What is required
Each record must be retyped in full. No character may differ.

Dataset

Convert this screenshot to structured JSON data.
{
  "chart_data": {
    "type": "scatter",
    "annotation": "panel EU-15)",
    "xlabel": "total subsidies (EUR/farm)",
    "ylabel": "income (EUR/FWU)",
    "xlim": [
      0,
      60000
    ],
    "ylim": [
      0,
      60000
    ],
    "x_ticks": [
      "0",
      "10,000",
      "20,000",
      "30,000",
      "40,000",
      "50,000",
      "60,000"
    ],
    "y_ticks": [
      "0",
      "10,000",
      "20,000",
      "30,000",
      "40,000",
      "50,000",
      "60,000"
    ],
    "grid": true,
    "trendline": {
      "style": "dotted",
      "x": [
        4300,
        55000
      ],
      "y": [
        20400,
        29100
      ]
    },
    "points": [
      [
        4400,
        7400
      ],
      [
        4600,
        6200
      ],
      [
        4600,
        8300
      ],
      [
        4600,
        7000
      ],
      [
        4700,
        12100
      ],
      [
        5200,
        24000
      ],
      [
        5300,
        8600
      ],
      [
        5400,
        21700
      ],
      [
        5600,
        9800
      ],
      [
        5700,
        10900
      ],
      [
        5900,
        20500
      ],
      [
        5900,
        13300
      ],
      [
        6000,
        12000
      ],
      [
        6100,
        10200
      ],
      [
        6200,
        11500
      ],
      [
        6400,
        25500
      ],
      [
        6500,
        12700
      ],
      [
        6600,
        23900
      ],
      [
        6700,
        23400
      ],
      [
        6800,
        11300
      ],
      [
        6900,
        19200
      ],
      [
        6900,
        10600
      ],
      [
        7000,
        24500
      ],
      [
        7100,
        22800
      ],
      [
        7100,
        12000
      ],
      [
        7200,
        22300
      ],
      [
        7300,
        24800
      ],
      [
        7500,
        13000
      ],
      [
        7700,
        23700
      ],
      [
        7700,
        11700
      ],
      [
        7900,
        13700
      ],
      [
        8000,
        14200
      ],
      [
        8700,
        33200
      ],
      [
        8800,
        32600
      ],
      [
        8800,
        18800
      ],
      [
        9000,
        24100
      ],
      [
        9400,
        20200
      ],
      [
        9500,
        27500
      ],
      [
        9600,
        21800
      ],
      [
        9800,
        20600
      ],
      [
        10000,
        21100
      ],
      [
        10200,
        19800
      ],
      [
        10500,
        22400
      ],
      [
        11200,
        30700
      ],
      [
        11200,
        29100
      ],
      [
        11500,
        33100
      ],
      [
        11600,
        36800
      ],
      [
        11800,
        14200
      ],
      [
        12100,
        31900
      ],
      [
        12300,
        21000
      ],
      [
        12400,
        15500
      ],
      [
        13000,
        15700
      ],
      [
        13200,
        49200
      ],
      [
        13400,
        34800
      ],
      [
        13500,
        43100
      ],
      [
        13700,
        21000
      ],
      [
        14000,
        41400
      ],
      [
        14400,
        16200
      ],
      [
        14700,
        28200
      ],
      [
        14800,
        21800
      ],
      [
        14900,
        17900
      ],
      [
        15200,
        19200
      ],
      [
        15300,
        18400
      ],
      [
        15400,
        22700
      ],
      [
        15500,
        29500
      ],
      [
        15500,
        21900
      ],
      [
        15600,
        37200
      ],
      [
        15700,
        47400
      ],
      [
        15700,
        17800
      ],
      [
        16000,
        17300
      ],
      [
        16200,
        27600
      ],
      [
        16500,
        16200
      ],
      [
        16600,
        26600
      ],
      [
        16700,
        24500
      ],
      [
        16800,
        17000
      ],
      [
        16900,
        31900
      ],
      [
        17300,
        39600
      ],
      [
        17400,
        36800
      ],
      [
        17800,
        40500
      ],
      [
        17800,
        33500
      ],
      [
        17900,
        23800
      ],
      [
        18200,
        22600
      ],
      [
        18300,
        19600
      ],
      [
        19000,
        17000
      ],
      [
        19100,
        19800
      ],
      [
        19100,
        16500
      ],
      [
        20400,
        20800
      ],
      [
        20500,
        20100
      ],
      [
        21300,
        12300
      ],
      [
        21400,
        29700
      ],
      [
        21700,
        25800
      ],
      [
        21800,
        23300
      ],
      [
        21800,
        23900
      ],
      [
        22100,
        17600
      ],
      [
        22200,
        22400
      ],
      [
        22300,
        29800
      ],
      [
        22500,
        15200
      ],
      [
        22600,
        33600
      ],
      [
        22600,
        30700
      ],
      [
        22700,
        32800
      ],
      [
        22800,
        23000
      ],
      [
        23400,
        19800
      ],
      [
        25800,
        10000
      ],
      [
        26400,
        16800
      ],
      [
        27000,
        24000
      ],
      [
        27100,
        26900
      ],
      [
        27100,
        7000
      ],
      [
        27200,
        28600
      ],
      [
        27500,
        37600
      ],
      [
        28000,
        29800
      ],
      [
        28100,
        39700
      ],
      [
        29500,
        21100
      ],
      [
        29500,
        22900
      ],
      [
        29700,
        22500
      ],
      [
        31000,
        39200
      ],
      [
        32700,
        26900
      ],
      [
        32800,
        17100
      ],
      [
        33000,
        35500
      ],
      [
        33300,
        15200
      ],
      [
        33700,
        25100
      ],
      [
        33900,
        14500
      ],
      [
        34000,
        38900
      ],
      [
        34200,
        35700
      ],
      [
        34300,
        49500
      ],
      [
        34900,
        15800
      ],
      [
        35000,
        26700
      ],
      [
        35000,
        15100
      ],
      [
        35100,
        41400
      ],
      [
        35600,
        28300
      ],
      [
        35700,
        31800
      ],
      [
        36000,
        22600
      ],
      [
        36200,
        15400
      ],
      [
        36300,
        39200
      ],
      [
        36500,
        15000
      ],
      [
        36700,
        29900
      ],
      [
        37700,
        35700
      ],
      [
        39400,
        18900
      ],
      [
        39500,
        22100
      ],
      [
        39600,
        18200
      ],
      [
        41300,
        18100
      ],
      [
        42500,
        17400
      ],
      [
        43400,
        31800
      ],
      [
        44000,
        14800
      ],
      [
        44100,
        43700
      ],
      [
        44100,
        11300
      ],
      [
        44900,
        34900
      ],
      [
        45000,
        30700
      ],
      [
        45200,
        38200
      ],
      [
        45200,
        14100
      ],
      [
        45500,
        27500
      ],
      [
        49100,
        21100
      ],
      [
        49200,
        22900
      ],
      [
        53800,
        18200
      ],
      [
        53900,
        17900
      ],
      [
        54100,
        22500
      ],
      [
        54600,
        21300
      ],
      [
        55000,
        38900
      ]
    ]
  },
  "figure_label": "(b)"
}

Task result
Convert this screenshot to structured JSON data.
{
  "chart_data": {
    "type": "scatter",
    "annotation": "panel EU-15)",
    "xlabel": "total subsidies (EUR/farm)",
    "ylabel": "income (EUR/FWU)",
    "xlim": [
      0,
      60000
    ],
    "ylim": [
      0,
      60000
    ],
    "x_ticks": [
      "0",
      "10,000",
      "20,000",
      "30,000",
      "40,000",
      "50,000",
      "60,000"
    ],
    "y_ticks": [
      "0",
      "10,000",
      "20,000",
      "30,000",
      "40,000",
      "50,000",
      "60,000"
    ],
    "grid": true,
    "trendline": {
      "style": "dotted",
      "x": [
        4300,
        55000
      ],
      "y": [
        20400,
        29100
      ]
    },
    "points": [
      [
        4400,
        7400
      ],
      [
        4600,
        6200
      ],
      [
        4600,
        8300
      ],
      [
        4600,
        7000
      ],
      [
        4700,
        12100
      ],
      [
        5200,
        24000
      ],
      [
        5300,
        8600
      ],
      [
        5400,
        21700
      ],
      [
        5600,
        9800
      ],
      [
        5700,
        10900
      ],
      [
        5900,
        20500
      ],
      [
        5900,
        13300
      ],
      [
        6000,
        12000
      ],
      [
        6100,
        10200
      ],
      [
        6200,
        11500
      ],
      [
        6400,
        25500
      ],
      [
        6500,
        12700
      ],
      [
        6600,
        23900
      ],
      [
        6700,
        23400
      ],
      [
        6800,
        11300
      ],
      [
        6900,
        19200
      ],
      [
        6900,
        10600
      ],
      [
        7000,
        24500
      ],
      [
        7100,
        22800
      ],
      [
        7100,
        12000
      ],
      [
        7200,
        22300
      ],
      [
        7300,
        24800
      ],
      [
        7500,
        13000
      ],
      [
        7700,
        23700
      ],
      [
        7700,
        11700
      ],
      [
        7900,
        13700
      ],
      [
        8000,
        14200
      ],
      [
        8700,
        33200
      ],
      [
        8800,
        32600
      ],
      [
        8800,
        18800
      ],
      [
        9000,
        24100
      ],
      [
        9400,
        20200
      ],
      [
        9500,
        27500
      ],
      [
        9600,
        21800
      ],
      [
        9800,
        20600
      ],
      [
        10000,
        21100
      ],
      [
        10200,
        19800
      ],
      [
        10500,
        22400
      ],
      [
        11200,
        30700
      ],
      [
        11200,
        29100
      ],
      [
        11500,
        33100
      ],
      [
        11600,
        36800
      ],
      [
        11800,
        14200
      ],
      [
        12100,
        31900
      ],
      [
        12300,
        21000
      ],
      [
        12400,
        15500
      ],
      [
        13000,
        15700
      ],
      [
        13200,
        49200
      ],
      [
        13400,
        34800
      ],
      [
        13500,
        43100
      ],
      [
        13700,
        21000
      ],
      [
        14000,
        41400
      ],
      [
        14400,
        16200
      ],
      [
        14700,
        28200
      ],
      [
        14800,
        21800
      ],
      [
        14900,
        17900
      ],
      [
        15200,
        19200
      ],
      [
        15300,
        18400
      ],
      [
        15400,
        22700
      ],
      [
        15500,
        29500
      ],
      [
        15500,
        21900
      ],
      [
        15600,
        37200
      ],
      [
        15700,
        47400
      ],
      [
        15700,
        17800
      ],
      [
        16000,
        17300
      ],
      [
        16200,
        27600
      ],
      [
        16500,
        16200
      ],
      [
        16600,
        26600
      ],
      [
        16700,
        24500
      ],
      [
        16800,
        17000
      ],
      [
        16900,
        31900
      ],
      [
        17300,
        39600
      ],
      [
        17400,
        36800
      ],
      [
        17800,
        40500
      ],
      [
        17800,
        33500
      ],
      [
        17900,
        23800
      ],
      [
        18200,
        22600
      ],
      [
        18300,
        19600
      ],
      [
        19000,
        17000
      ],
      [
        19100,
        19800
      ],
      [
        19100,
        16500
      ],
      [
        20400,
        20800
      ],
      [
        20500,
        20100
      ],
      [
        21300,
        12300
      ],
      [
        21400,
        29700
      ],
      [
        21700,
        25800
      ],
      [
        21800,
        23300
      ],
      [
        21800,
        23900
      ],
      [
        22100,
        17600
      ],
      [
        22200,
        22400
      ],
      [
        22300,
        29800
      ],
      [
        22500,
        15200
      ],
      [
        22600,
        33600
      ],
      [
        22600,
        30700
      ],
      [
        22700,
        32800
      ],
      [
        22800,
        23000
      ],
      [
        23400,
        19800
      ],
      [
        25800,
        10000
      ],
      [
        26400,
        16800
      ],
      [
        27000,
        24000
      ],
      [
        27100,
        26900
      ],
      [
        27100,
        7000
      ],
      [
        27200,
        28600
      ],
      [
        27500,
        37600
      ],
      [
        28000,
        29800
      ],
      [
        28100,
        39700
      ],
      [
        29500,
        21100
      ],
      [
        29500,
        22900
      ],
      [
        29700,
        22500
      ],
      [
        31000,
        39200
      ],
      [
        32700,
        26900
      ],
      [
        32800,
        17100
      ],
      [
        33000,
        35500
      ],
      [
        33300,
        15200
      ],
      [
        33700,
        25100
      ],
      [
        33900,
        14500
      ],
      [
        34000,
        38900
      ],
      [
        34200,
        35700
      ],
      [
        34300,
        49500
      ],
      [
        34900,
        15800
      ],
      [
        35000,
        26700
      ],
      [
        35000,
        15100
      ],
      [
        35100,
        41400
      ],
      [
        35600,
        28300
      ],
      [
        35700,
        31800
      ],
      [
        36000,
        22600
      ],
      [
        36200,
        15400
      ],
      [
        36300,
        39200
      ],
      [
        36500,
        15000
      ],
      [
        36700,
        29900
      ],
      [
        37700,
        35700
      ],
      [
        39400,
        18900
      ],
      [
        39500,
        22100
      ],
      [
        39600,
        18200
      ],
      [
        41300,
        18100
      ],
      [
        42500,
        17400
      ],
      [
        43400,
        31800
      ],
      [
        44000,
        14800
      ],
      [
        44100,
        43700
      ],
      [
        44100,
        11300
      ],
      [
        44900,
        34900
      ],
      [
        45000,
        30700
      ],
      [
        45200,
        38200
      ],
      [
        45200,
        14100
      ],
      [
        45500,
        27500
      ],
      [
        49100,
        21100
      ],
      [
        49200,
        22900
      ],
      [
        53800,
        18200
      ],
      [
        53900,
        17900
      ],
      [
        54100,
        22500
      ],
      [
        54600,
        21300
      ],
      [
        55000,
        38900
      ]
    ]
  },
  "figure_label": "(b)"
}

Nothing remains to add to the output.